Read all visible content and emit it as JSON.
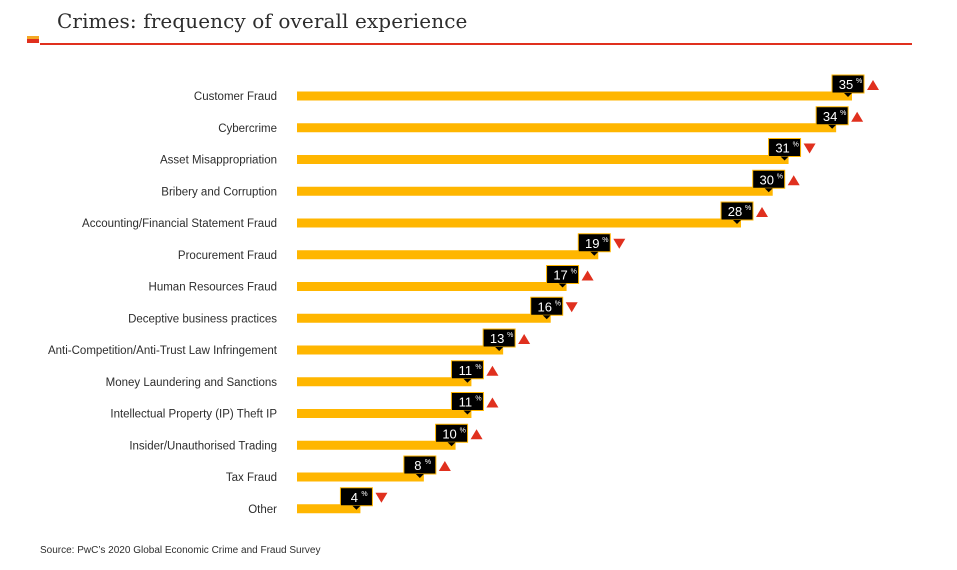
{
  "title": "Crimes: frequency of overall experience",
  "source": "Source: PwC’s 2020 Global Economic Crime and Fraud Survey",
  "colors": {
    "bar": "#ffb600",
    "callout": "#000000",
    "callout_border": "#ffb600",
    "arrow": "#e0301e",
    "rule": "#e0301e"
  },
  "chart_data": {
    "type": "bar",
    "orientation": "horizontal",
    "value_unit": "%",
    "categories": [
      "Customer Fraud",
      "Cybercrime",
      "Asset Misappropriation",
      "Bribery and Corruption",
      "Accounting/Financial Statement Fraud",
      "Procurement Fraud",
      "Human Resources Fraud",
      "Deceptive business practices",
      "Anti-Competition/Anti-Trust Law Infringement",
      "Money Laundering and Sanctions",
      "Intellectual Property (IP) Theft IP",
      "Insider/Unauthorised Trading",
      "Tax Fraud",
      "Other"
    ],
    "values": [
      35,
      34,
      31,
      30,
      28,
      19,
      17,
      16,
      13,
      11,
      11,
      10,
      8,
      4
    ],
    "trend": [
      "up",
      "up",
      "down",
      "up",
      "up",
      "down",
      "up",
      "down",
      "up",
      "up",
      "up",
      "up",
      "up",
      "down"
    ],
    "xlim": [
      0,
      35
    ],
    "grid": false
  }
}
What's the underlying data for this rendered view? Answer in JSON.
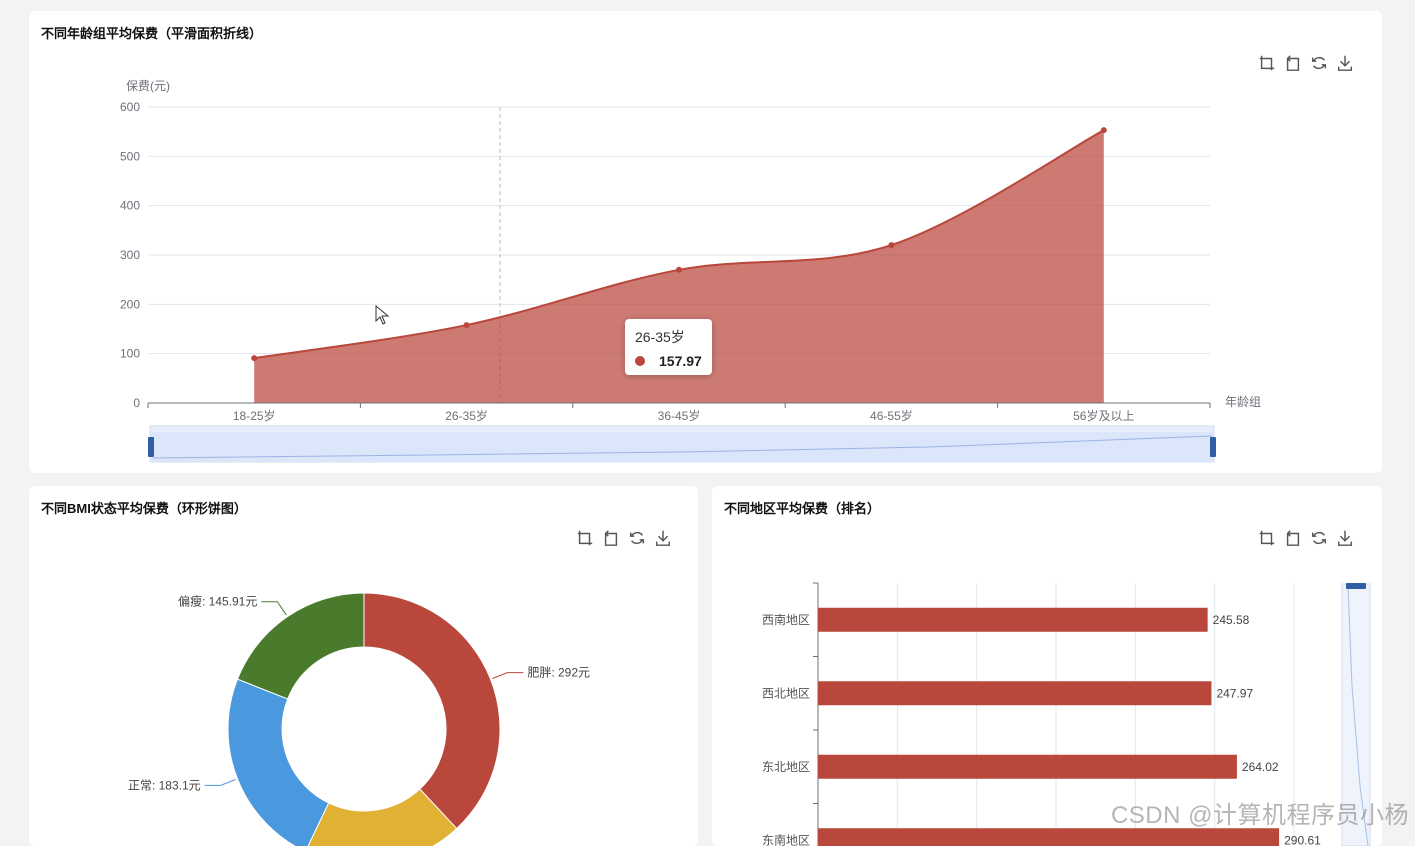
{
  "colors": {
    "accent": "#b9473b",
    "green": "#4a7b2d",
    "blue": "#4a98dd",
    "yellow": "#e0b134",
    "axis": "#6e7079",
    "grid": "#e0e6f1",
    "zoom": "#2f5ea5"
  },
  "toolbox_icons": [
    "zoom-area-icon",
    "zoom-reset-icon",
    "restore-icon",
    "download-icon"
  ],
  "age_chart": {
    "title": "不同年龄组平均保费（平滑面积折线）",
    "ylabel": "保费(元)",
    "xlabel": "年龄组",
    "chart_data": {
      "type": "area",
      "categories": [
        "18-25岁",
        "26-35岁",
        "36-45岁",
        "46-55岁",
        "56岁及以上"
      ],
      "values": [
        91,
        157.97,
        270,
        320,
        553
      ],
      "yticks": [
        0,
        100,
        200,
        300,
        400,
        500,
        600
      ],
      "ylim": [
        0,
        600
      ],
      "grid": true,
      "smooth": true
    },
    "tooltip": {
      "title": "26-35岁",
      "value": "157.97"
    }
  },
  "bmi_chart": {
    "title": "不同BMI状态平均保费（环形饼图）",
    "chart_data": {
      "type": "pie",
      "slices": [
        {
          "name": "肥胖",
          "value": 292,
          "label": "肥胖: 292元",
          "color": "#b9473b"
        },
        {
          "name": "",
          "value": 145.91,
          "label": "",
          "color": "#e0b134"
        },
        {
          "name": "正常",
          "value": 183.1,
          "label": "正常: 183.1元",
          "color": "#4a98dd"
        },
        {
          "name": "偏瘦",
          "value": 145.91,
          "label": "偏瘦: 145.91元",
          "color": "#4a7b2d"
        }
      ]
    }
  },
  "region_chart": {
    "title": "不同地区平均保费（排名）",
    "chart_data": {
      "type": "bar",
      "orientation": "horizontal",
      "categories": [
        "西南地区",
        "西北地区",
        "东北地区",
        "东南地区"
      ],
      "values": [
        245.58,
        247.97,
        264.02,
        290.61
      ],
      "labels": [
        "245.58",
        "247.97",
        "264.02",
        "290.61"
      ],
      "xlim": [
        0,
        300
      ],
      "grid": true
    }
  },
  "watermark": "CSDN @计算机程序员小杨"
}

**What to produce:** Copy the material exactly. Do not include the pictures.

**Result for this task:**
Read all visible content and emit it as JSON.
{
  "title": "Crimes: frequency of overall experience",
  "source": "Source: PwC’s 2020 Global Economic Crime and Fraud Survey",
  "colors": {
    "bar": "#ffb600",
    "callout": "#000000",
    "callout_border": "#ffb600",
    "arrow": "#e0301e",
    "rule": "#e0301e"
  },
  "chart_data": {
    "type": "bar",
    "orientation": "horizontal",
    "value_unit": "%",
    "categories": [
      "Customer Fraud",
      "Cybercrime",
      "Asset Misappropriation",
      "Bribery and Corruption",
      "Accounting/Financial Statement Fraud",
      "Procurement Fraud",
      "Human Resources Fraud",
      "Deceptive business practices",
      "Anti-Competition/Anti-Trust Law Infringement",
      "Money Laundering and Sanctions",
      "Intellectual Property (IP) Theft IP",
      "Insider/Unauthorised Trading",
      "Tax Fraud",
      "Other"
    ],
    "values": [
      35,
      34,
      31,
      30,
      28,
      19,
      17,
      16,
      13,
      11,
      11,
      10,
      8,
      4
    ],
    "trend": [
      "up",
      "up",
      "down",
      "up",
      "up",
      "down",
      "up",
      "down",
      "up",
      "up",
      "up",
      "up",
      "up",
      "down"
    ],
    "xlim": [
      0,
      35
    ],
    "grid": false
  }
}
What's the underlying data for this rendered view? Answer in JSON.
{
  "colors": {
    "accent": "#b9473b",
    "green": "#4a7b2d",
    "blue": "#4a98dd",
    "yellow": "#e0b134",
    "axis": "#6e7079",
    "grid": "#e0e6f1",
    "zoom": "#2f5ea5"
  },
  "toolbox_icons": [
    "zoom-area-icon",
    "zoom-reset-icon",
    "restore-icon",
    "download-icon"
  ],
  "age_chart": {
    "title": "不同年龄组平均保费（平滑面积折线）",
    "ylabel": "保费(元)",
    "xlabel": "年龄组",
    "chart_data": {
      "type": "area",
      "categories": [
        "18-25岁",
        "26-35岁",
        "36-45岁",
        "46-55岁",
        "56岁及以上"
      ],
      "values": [
        91,
        157.97,
        270,
        320,
        553
      ],
      "yticks": [
        0,
        100,
        200,
        300,
        400,
        500,
        600
      ],
      "ylim": [
        0,
        600
      ],
      "grid": true,
      "smooth": true
    },
    "tooltip": {
      "title": "26-35岁",
      "value": "157.97"
    }
  },
  "bmi_chart": {
    "title": "不同BMI状态平均保费（环形饼图）",
    "chart_data": {
      "type": "pie",
      "slices": [
        {
          "name": "肥胖",
          "value": 292,
          "label": "肥胖: 292元",
          "color": "#b9473b"
        },
        {
          "name": "",
          "value": 145.91,
          "label": "",
          "color": "#e0b134"
        },
        {
          "name": "正常",
          "value": 183.1,
          "label": "正常: 183.1元",
          "color": "#4a98dd"
        },
        {
          "name": "偏瘦",
          "value": 145.91,
          "label": "偏瘦: 145.91元",
          "color": "#4a7b2d"
        }
      ]
    }
  },
  "region_chart": {
    "title": "不同地区平均保费（排名）",
    "chart_data": {
      "type": "bar",
      "orientation": "horizontal",
      "categories": [
        "西南地区",
        "西北地区",
        "东北地区",
        "东南地区"
      ],
      "values": [
        245.58,
        247.97,
        264.02,
        290.61
      ],
      "labels": [
        "245.58",
        "247.97",
        "264.02",
        "290.61"
      ],
      "xlim": [
        0,
        300
      ],
      "grid": true
    }
  },
  "watermark": "CSDN @计算机程序员小杨"
}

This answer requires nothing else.